- _Activity_
Where does the string "plaque" appear? Copy every line of the entries below that holds it.

- _Data supplied_
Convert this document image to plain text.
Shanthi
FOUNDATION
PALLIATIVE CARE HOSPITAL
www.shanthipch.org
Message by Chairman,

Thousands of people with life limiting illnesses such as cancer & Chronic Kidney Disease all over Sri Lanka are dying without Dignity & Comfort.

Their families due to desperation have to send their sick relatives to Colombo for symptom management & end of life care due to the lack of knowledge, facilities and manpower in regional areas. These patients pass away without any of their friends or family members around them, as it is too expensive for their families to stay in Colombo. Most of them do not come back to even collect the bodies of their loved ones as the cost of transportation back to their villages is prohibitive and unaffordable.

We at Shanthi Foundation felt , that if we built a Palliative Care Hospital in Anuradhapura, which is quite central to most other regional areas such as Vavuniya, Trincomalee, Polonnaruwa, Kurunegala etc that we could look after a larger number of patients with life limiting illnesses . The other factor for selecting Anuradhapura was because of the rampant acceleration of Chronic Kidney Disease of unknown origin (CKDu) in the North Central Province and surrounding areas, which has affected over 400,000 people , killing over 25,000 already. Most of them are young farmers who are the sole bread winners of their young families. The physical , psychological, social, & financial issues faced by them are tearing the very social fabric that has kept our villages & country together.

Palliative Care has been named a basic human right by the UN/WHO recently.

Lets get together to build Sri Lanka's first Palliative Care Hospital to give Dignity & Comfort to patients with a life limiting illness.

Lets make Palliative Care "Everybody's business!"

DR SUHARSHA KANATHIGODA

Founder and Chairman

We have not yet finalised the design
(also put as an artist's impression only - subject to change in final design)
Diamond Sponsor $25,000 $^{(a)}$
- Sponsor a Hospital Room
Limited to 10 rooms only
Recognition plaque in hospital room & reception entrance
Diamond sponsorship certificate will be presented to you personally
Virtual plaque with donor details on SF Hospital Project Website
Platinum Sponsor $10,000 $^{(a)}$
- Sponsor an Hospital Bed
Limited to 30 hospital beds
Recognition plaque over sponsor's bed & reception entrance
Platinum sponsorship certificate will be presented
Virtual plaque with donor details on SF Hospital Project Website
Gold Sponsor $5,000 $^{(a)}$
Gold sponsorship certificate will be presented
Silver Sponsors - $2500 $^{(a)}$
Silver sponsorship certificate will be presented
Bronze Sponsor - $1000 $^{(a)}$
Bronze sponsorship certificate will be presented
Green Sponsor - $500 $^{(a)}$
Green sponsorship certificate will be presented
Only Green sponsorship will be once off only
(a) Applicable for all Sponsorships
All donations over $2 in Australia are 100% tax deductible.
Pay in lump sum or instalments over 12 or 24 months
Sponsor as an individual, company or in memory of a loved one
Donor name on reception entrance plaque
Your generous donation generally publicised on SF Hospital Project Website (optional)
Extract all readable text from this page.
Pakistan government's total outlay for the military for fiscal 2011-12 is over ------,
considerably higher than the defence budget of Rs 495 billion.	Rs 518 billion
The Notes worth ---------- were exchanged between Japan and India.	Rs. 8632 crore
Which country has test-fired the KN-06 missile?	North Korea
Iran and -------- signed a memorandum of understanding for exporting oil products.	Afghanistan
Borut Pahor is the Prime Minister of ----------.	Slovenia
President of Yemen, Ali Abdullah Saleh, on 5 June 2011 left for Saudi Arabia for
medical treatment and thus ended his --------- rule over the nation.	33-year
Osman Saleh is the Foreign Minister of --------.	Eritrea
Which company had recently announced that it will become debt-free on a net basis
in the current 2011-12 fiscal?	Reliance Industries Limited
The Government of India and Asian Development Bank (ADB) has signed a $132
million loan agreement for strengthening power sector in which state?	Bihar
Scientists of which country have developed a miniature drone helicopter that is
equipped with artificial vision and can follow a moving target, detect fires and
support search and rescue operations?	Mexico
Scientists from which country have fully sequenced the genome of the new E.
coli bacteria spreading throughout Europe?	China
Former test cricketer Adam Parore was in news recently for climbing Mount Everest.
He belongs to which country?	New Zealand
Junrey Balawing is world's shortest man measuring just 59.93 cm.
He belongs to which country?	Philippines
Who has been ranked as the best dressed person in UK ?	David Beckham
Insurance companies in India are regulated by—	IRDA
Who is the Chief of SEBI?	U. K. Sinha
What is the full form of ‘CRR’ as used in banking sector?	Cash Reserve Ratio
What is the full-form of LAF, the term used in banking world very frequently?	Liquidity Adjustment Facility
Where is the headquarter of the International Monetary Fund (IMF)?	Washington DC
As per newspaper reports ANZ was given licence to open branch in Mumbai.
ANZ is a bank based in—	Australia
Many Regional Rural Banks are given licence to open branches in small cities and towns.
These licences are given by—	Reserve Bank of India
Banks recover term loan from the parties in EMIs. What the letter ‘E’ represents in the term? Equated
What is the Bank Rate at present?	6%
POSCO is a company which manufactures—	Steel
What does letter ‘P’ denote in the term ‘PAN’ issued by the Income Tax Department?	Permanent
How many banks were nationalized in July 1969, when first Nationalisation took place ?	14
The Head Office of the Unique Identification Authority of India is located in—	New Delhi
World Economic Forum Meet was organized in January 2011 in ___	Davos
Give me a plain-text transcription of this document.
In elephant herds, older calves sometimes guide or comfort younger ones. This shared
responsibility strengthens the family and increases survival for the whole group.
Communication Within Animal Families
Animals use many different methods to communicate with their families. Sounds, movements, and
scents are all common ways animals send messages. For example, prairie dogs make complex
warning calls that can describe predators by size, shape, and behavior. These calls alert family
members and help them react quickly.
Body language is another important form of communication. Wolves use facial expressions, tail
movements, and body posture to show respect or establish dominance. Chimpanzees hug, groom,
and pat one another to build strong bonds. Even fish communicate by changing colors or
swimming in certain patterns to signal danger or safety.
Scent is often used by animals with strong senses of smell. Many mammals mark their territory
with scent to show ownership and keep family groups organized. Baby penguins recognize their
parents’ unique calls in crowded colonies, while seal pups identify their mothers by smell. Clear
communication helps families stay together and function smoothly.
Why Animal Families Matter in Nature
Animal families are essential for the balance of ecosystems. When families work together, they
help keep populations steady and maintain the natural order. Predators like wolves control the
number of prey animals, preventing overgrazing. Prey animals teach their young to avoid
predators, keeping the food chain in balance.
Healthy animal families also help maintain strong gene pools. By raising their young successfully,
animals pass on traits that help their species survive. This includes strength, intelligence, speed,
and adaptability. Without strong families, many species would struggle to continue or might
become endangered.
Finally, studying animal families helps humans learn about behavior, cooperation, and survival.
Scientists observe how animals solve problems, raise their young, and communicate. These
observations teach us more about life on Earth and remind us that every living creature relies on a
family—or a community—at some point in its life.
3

- _Answer section_
Recognition plaque in hospital room & reception entrance
Virtual plaque with donor details on SF Hospital Project Website
Recognition plaque over sponsor's bed & reception entrance
Virtual plaque with donor details on SF Hospital Project Website
Donor name on reception entrance plaque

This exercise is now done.